• Problem to work on:
Give only one thing: the number of lines that include the word "Working".

─── Excerpted records

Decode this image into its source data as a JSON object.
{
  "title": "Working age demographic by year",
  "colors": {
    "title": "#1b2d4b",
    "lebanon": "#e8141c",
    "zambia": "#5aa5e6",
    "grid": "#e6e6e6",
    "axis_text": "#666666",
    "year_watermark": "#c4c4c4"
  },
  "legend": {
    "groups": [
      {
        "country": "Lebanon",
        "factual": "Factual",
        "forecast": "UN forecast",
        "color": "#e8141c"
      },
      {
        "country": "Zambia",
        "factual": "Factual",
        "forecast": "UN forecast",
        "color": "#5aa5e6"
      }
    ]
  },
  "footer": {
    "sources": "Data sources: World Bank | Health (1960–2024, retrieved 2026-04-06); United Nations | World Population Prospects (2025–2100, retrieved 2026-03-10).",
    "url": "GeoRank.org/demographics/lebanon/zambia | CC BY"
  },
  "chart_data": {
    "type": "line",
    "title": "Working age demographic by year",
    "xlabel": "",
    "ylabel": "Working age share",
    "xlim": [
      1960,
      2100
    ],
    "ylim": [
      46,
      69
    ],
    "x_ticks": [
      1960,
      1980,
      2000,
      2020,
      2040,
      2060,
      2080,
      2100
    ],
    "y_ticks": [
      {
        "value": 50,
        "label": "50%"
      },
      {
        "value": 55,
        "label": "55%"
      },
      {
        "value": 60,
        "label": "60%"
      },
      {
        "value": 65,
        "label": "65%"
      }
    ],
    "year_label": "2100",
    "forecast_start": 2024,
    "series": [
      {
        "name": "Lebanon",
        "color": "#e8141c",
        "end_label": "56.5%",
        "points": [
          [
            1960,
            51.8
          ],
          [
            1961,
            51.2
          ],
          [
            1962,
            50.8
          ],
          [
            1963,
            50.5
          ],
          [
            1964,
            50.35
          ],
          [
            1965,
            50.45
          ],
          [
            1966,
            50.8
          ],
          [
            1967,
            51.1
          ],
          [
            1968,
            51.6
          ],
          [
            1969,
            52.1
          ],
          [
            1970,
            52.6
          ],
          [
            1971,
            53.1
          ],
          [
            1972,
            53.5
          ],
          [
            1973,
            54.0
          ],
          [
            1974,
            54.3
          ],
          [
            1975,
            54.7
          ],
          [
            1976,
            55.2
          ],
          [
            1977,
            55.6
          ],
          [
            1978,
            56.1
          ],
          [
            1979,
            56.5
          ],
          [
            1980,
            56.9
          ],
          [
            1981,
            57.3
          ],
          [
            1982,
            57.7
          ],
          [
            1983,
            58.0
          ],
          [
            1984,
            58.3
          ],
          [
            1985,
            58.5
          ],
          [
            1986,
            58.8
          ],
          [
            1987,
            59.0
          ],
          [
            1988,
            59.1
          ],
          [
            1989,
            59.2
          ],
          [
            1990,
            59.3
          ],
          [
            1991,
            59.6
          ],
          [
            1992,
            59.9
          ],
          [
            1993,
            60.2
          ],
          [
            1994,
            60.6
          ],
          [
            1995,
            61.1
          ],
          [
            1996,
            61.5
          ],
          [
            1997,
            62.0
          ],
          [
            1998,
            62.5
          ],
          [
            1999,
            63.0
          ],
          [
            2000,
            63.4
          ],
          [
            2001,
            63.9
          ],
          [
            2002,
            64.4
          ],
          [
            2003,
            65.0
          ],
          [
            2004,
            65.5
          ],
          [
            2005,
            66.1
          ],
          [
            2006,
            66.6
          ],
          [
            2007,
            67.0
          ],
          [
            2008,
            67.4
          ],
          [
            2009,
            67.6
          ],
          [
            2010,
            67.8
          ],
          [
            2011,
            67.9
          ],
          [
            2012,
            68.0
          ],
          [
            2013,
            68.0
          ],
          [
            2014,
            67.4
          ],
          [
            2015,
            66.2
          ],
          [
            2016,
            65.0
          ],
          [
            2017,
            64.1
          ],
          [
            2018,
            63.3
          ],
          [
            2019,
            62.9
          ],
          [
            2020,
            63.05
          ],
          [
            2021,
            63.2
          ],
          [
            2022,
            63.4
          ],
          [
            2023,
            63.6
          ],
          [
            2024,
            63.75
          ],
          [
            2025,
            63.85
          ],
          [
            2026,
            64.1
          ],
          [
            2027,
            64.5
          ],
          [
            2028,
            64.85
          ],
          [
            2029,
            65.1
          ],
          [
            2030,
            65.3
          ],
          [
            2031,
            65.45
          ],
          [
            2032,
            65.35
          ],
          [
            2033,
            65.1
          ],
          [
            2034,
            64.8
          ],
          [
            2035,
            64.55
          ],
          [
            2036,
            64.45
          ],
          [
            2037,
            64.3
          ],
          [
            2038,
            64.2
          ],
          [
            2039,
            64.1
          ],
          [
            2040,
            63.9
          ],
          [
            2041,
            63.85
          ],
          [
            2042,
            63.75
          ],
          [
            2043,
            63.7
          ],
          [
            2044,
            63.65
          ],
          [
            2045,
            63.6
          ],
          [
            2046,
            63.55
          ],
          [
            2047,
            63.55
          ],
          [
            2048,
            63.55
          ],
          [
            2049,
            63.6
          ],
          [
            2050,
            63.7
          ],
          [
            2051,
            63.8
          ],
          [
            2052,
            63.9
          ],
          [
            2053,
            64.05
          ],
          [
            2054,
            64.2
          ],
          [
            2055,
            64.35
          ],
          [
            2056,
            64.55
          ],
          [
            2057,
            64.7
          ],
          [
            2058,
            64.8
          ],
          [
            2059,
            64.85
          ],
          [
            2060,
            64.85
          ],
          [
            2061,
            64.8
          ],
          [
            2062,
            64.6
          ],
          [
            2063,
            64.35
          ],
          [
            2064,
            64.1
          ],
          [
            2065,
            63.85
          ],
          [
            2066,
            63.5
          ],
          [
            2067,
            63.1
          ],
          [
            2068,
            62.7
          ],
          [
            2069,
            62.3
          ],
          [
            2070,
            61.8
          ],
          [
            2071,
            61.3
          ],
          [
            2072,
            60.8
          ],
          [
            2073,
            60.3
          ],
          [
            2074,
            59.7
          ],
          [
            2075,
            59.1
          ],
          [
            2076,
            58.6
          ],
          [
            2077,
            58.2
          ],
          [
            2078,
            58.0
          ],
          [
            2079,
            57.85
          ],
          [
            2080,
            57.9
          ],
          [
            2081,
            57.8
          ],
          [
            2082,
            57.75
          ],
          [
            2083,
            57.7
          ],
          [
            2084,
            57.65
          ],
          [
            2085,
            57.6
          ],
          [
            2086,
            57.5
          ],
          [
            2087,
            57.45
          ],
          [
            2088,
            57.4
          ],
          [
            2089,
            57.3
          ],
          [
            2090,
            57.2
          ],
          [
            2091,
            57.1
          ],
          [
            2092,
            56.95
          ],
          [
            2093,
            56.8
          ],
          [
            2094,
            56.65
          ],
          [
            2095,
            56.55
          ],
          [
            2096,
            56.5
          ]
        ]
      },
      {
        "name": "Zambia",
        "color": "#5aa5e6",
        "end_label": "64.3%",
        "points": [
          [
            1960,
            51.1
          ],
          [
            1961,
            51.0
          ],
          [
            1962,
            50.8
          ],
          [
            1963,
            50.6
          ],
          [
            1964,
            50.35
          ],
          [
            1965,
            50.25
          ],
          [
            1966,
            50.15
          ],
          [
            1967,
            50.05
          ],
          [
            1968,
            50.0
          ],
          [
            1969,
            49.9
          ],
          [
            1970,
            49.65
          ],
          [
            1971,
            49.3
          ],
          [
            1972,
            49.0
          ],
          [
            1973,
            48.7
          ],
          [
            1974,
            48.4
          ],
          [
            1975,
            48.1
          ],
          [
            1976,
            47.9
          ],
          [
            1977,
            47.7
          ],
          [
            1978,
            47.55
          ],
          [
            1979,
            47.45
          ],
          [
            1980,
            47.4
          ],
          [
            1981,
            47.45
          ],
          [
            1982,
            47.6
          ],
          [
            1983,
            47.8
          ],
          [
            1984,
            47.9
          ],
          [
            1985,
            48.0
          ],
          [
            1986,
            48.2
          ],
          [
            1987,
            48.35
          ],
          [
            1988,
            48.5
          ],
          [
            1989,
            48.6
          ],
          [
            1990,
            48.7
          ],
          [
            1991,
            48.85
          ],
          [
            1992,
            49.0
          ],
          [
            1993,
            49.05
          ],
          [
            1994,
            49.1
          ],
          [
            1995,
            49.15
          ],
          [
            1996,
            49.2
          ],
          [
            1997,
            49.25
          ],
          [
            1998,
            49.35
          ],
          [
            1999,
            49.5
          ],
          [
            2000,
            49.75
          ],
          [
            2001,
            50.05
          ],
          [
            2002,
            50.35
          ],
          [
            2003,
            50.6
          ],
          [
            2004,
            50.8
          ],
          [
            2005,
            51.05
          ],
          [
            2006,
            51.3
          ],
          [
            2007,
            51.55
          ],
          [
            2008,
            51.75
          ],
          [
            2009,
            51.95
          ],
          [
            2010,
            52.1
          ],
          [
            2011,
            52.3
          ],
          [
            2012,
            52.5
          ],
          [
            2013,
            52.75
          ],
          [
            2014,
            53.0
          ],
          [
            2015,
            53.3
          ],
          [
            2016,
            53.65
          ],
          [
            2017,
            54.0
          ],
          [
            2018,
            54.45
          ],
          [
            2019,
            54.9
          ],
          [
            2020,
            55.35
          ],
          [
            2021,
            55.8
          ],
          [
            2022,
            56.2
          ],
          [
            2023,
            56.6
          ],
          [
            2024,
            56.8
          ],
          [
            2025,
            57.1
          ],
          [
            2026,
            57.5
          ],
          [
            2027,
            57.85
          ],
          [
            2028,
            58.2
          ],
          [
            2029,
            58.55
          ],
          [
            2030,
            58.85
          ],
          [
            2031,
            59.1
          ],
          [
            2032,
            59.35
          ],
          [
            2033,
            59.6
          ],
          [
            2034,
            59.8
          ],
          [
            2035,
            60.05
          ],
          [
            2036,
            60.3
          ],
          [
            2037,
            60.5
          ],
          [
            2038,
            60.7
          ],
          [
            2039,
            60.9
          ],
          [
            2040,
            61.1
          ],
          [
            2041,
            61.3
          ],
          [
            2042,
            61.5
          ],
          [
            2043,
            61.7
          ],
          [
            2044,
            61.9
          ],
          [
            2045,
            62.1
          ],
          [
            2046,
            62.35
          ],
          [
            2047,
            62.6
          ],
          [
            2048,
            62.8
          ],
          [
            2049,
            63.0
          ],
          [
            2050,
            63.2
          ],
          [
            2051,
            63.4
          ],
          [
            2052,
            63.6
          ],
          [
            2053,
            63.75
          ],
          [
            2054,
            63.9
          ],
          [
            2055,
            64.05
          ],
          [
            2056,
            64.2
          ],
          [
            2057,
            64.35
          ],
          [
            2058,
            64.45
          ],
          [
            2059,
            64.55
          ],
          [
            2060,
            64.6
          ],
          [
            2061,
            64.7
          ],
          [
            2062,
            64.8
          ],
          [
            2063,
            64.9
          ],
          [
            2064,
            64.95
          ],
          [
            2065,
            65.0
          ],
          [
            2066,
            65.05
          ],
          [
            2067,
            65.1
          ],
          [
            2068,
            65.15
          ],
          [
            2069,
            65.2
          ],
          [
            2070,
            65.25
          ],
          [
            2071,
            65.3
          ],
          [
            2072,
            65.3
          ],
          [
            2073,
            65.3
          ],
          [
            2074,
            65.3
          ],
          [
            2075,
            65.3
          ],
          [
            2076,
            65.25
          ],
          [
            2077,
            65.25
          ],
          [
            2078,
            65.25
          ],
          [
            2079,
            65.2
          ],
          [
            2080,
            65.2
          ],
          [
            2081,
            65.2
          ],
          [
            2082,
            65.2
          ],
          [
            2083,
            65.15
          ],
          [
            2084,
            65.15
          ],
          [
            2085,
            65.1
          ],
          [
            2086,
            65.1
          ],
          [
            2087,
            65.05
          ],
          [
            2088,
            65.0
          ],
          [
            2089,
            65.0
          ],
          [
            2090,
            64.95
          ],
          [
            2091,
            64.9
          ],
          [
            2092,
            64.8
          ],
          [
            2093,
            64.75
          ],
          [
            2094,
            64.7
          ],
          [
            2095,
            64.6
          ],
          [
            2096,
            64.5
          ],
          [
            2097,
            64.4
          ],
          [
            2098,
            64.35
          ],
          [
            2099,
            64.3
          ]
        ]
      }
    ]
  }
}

──────

• Answer to this problem:
3